* BEGIN Record extracts *
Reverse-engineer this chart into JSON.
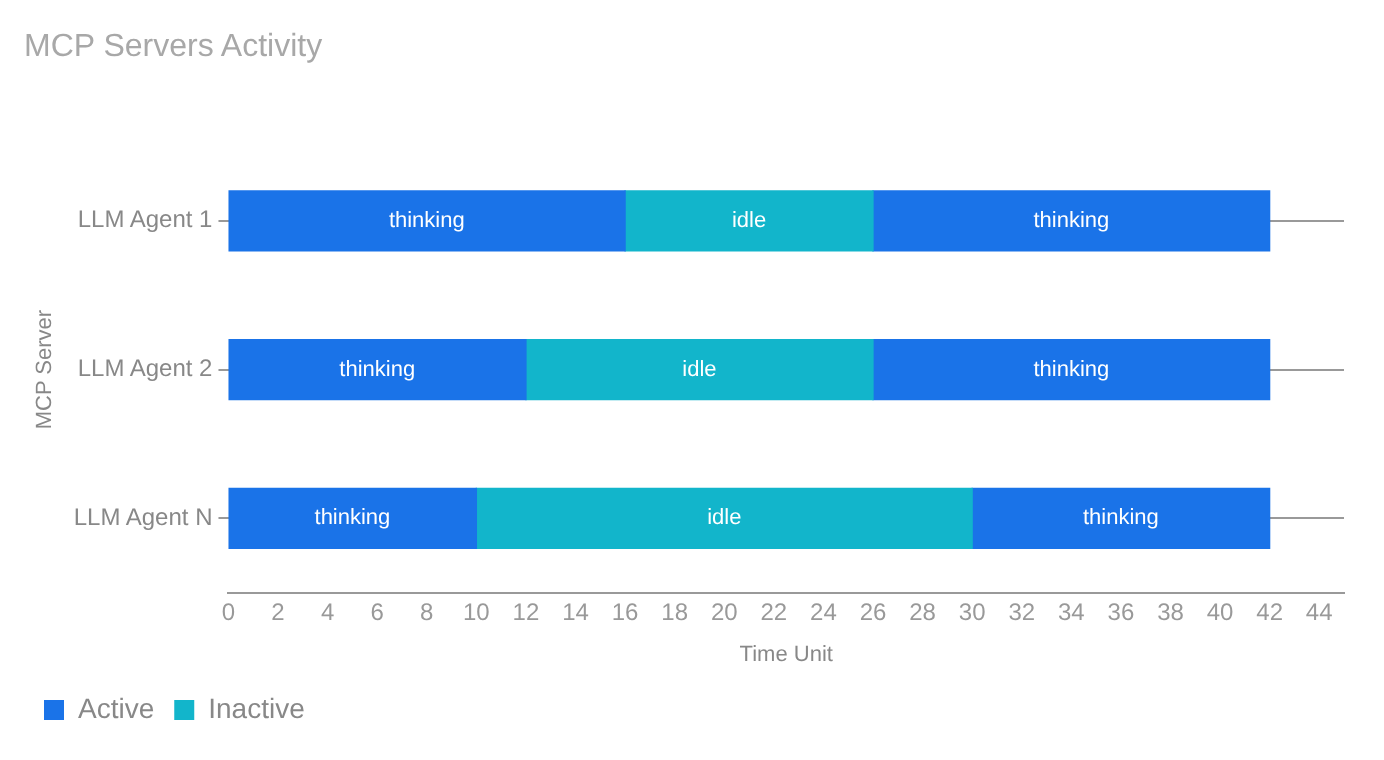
{
  "chart_data": {
    "type": "bar",
    "orientation": "horizontal",
    "stacked": true,
    "title": "MCP Servers Activity",
    "xlabel": "Time Unit",
    "ylabel": "MCP Server",
    "categories": [
      "LLM Agent 1",
      "LLM Agent 2",
      "LLM Agent N"
    ],
    "series": [
      {
        "name": "Active",
        "color": "#1a73e8",
        "values": [
          16,
          12,
          10
        ],
        "value_labels": [
          "thinking",
          "thinking",
          "thinking"
        ]
      },
      {
        "name": "Inactive",
        "color": "#12b5cb",
        "values": [
          10,
          14,
          20
        ],
        "value_labels": [
          "idle",
          "idle",
          "idle"
        ]
      },
      {
        "color": "#1a73e8",
        "values": [
          16,
          16,
          12
        ],
        "value_labels": [
          "thinking",
          "thinking",
          "thinking"
        ]
      }
    ],
    "xlim": [
      0,
      45
    ],
    "xticks": [
      0,
      2,
      4,
      6,
      8,
      10,
      12,
      14,
      16,
      18,
      20,
      22,
      24,
      26,
      28,
      30,
      32,
      34,
      36,
      38,
      40,
      42,
      44
    ],
    "grid": "y",
    "legend": "bottom left"
  }
}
* END Record extracts *
The exercise: Retype every entry verbatim and exclude the pictures from the copy.

Expected answer:
Reverse-engineer this chart into JSON.
{
  "chart_data": {
    "type": "bar",
    "orientation": "horizontal",
    "stacked": true,
    "title": "MCP Servers Activity",
    "xlabel": "Time Unit",
    "ylabel": "MCP Server",
    "categories": [
      "LLM Agent 1",
      "LLM Agent 2",
      "LLM Agent N"
    ],
    "series": [
      {
        "name": "Active",
        "color": "#1a73e8",
        "values": [
          16,
          12,
          10
        ],
        "value_labels": [
          "thinking",
          "thinking",
          "thinking"
        ]
      },
      {
        "name": "Inactive",
        "color": "#12b5cb",
        "values": [
          10,
          14,
          20
        ],
        "value_labels": [
          "idle",
          "idle",
          "idle"
        ]
      },
      {
        "color": "#1a73e8",
        "values": [
          16,
          16,
          12
        ],
        "value_labels": [
          "thinking",
          "thinking",
          "thinking"
        ]
      }
    ],
    "xlim": [
      0,
      45
    ],
    "xticks": [
      0,
      2,
      4,
      6,
      8,
      10,
      12,
      14,
      16,
      18,
      20,
      22,
      24,
      26,
      28,
      30,
      32,
      34,
      36,
      38,
      40,
      42,
      44
    ],
    "grid": "y",
    "legend": "bottom left"
  }
}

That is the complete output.